* begin Records for this exercise *

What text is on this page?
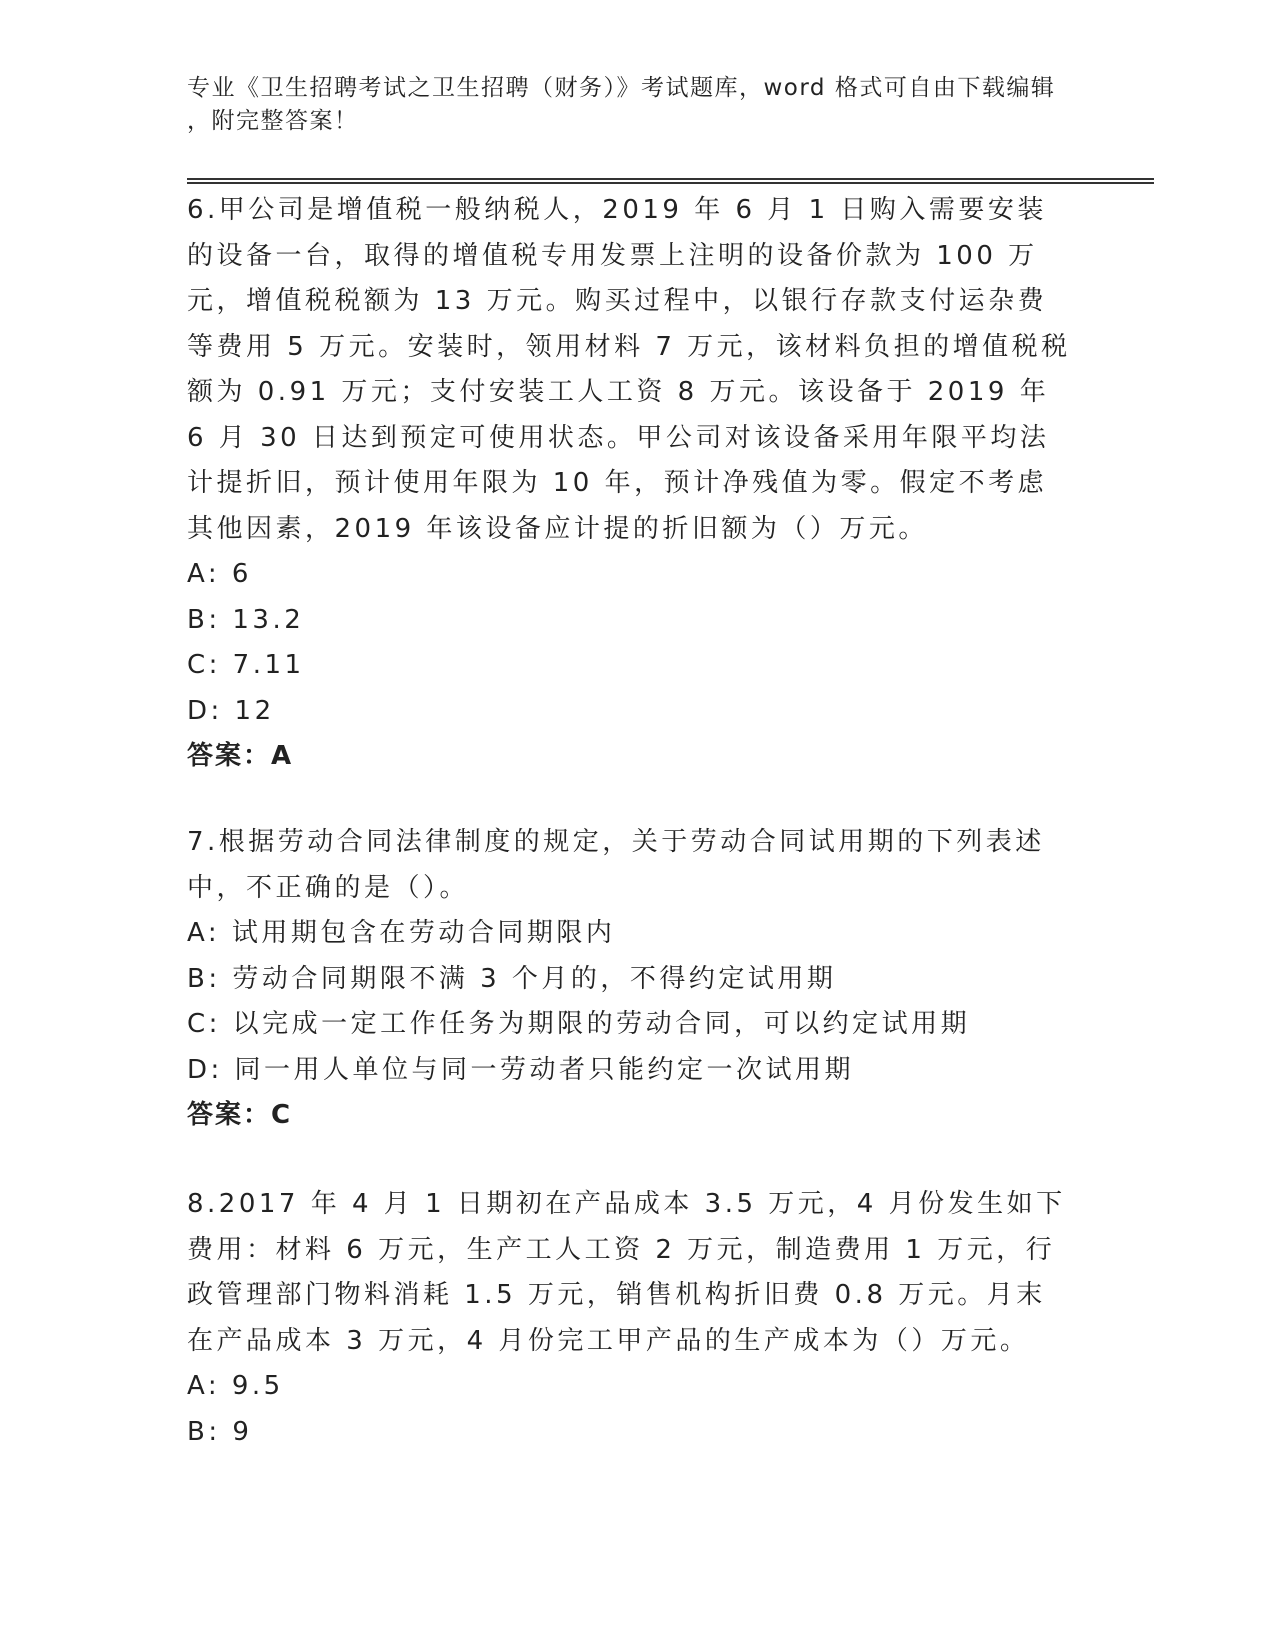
专业《卫生招聘考试之卫生招聘（财务）》考试题库，word 格式可自由下载编辑
，附完整答案！

6.甲公司是增值税一般纳税人，2019 年 6 月 1 日购入需要安装的设备一台，取得的增值税专用发票上注明的设备价款为 100 万元，增值税税额为 13 万元。购买过程中，以银行存款支付运杂费等费用 5 万元。安装时，领用材料 7 万元，该材料负担的增值税税额为 0.91 万元；支付安装工人工资 8 万元。该设备于 2019 年 6 月 30 日达到预定可使用状态。甲公司对该设备采用年限平均法计提折旧，预计使用年限为 10 年，预计净残值为零。假定不考虑其他因素，2019 年该设备应计提的折旧额为（）万元。

A: 6

B: 13.2

C: 7.11

D: 12

答案：A

7.根据劳动合同法律制度的规定，关于劳动合同试用期的下列表述中，不正确的是（）。

A: 试用期包含在劳动合同期限内

B: 劳动合同期限不满 3 个月的，不得约定试用期

C: 以完成一定工作任务为期限的劳动合同，可以约定试用期

D: 同一用人单位与同一劳动者只能约定一次试用期

答案：C

8.2017 年 4 月 1 日期初在产品成本 3.5 万元，4 月份发生如下费用：材料 6 万元，生产工人工资 2 万元，制造费用 1 万元，行政管理部门物料消耗 1.5 万元，销售机构折旧费 0.8 万元。月末在产品成本 3 万元，4 月份完工甲产品的生产成本为（）万元。

A: 9.5

B: 9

* end Records for this exercise *

> What is needed: Copy every record above exactly, leaving out any pictures.

> Answer to the problem:
What text is on this page?
专业《卫生招聘考试之卫生招聘（财务）》考试题库，word 格式可自由下载编辑
，附完整答案！

6.甲公司是增值税一般纳税人，2019 年 6 月 1 日购入需要安装的设备一台，取得的增值税专用发票上注明的设备价款为 100 万元，增值税税额为 13 万元。购买过程中，以银行存款支付运杂费等费用 5 万元。安装时，领用材料 7 万元，该材料负担的增值税税额为 0.91 万元；支付安装工人工资 8 万元。该设备于 2019 年 6 月 30 日达到预定可使用状态。甲公司对该设备采用年限平均法计提折旧，预计使用年限为 10 年，预计净残值为零。假定不考虑其他因素，2019 年该设备应计提的折旧额为（）万元。

A: 6

B: 13.2

C: 7.11

D: 12

答案：A

7.根据劳动合同法律制度的规定，关于劳动合同试用期的下列表述中，不正确的是（）。

A: 试用期包含在劳动合同期限内

B: 劳动合同期限不满 3 个月的，不得约定试用期

C: 以完成一定工作任务为期限的劳动合同，可以约定试用期

D: 同一用人单位与同一劳动者只能约定一次试用期

答案：C

8.2017 年 4 月 1 日期初在产品成本 3.5 万元，4 月份发生如下费用：材料 6 万元，生产工人工资 2 万元，制造费用 1 万元，行政管理部门物料消耗 1.5 万元，销售机构折旧费 0.8 万元。月末在产品成本 3 万元，4 月份完工甲产品的生产成本为（）万元。

A: 9.5

B: 9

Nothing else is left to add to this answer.